Task goal: Drop all images and give the records again exactly.

Data excerpts:
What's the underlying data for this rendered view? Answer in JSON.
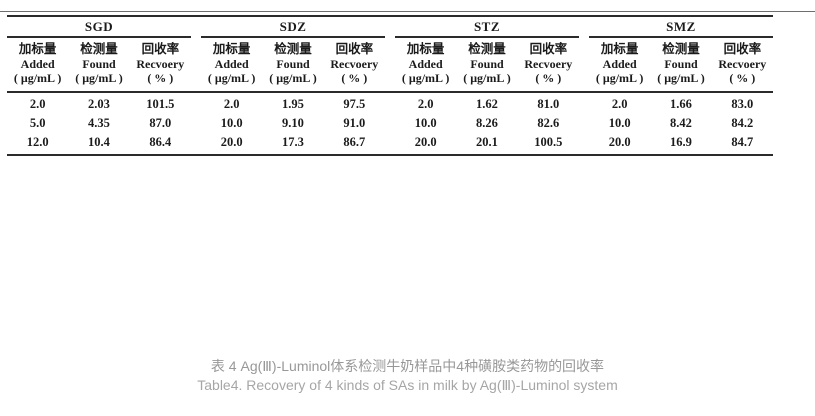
{
  "colors": {
    "table_text": "#1b1b1b",
    "rule": "#2b2b2b",
    "caption_gray": "#989898"
  },
  "table": {
    "column_headers": [
      {
        "zh": "加标量",
        "en": "Added",
        "unit": "( μg/mL )"
      },
      {
        "zh": "检测量",
        "en": "Found",
        "unit": "( μg/mL )"
      },
      {
        "zh": "回收率",
        "en": "Recvoery",
        "unit": "( % )"
      }
    ],
    "groups": [
      {
        "name": "SGD",
        "rows": [
          [
            "2.0",
            "2.03",
            "101.5"
          ],
          [
            "5.0",
            "4.35",
            "87.0"
          ],
          [
            "12.0",
            "10.4",
            "86.4"
          ]
        ]
      },
      {
        "name": "SDZ",
        "rows": [
          [
            "2.0",
            "1.95",
            "97.5"
          ],
          [
            "10.0",
            "9.10",
            "91.0"
          ],
          [
            "20.0",
            "17.3",
            "86.7"
          ]
        ]
      },
      {
        "name": "STZ",
        "rows": [
          [
            "2.0",
            "1.62",
            "81.0"
          ],
          [
            "10.0",
            "8.26",
            "82.6"
          ],
          [
            "20.0",
            "20.1",
            "100.5"
          ]
        ]
      },
      {
        "name": "SMZ",
        "rows": [
          [
            "2.0",
            "1.66",
            "83.0"
          ],
          [
            "10.0",
            "8.42",
            "84.2"
          ],
          [
            "20.0",
            "16.9",
            "84.7"
          ]
        ]
      }
    ]
  },
  "caption": {
    "zh": "表 4 Ag(Ⅲ)-Luminol体系检测牛奶样品中4种磺胺类药物的回收率",
    "en": "Table4. Recovery of 4 kinds of SAs in milk by Ag(Ⅲ)-Luminol system"
  }
}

Finished answer:
What's the underlying data for this rendered view? Answer in JSON.
{
  "colors": {
    "table_text": "#1b1b1b",
    "rule": "#2b2b2b",
    "caption_gray": "#989898"
  },
  "table": {
    "column_headers": [
      {
        "zh": "加标量",
        "en": "Added",
        "unit": "( μg/mL )"
      },
      {
        "zh": "检测量",
        "en": "Found",
        "unit": "( μg/mL )"
      },
      {
        "zh": "回收率",
        "en": "Recvoery",
        "unit": "( % )"
      }
    ],
    "groups": [
      {
        "name": "SGD",
        "rows": [
          [
            "2.0",
            "2.03",
            "101.5"
          ],
          [
            "5.0",
            "4.35",
            "87.0"
          ],
          [
            "12.0",
            "10.4",
            "86.4"
          ]
        ]
      },
      {
        "name": "SDZ",
        "rows": [
          [
            "2.0",
            "1.95",
            "97.5"
          ],
          [
            "10.0",
            "9.10",
            "91.0"
          ],
          [
            "20.0",
            "17.3",
            "86.7"
          ]
        ]
      },
      {
        "name": "STZ",
        "rows": [
          [
            "2.0",
            "1.62",
            "81.0"
          ],
          [
            "10.0",
            "8.26",
            "82.6"
          ],
          [
            "20.0",
            "20.1",
            "100.5"
          ]
        ]
      },
      {
        "name": "SMZ",
        "rows": [
          [
            "2.0",
            "1.66",
            "83.0"
          ],
          [
            "10.0",
            "8.42",
            "84.2"
          ],
          [
            "20.0",
            "16.9",
            "84.7"
          ]
        ]
      }
    ]
  },
  "caption": {
    "zh": "表 4 Ag(Ⅲ)-Luminol体系检测牛奶样品中4种磺胺类药物的回收率",
    "en": "Table4. Recovery of 4 kinds of SAs in milk by Ag(Ⅲ)-Luminol system"
  }
}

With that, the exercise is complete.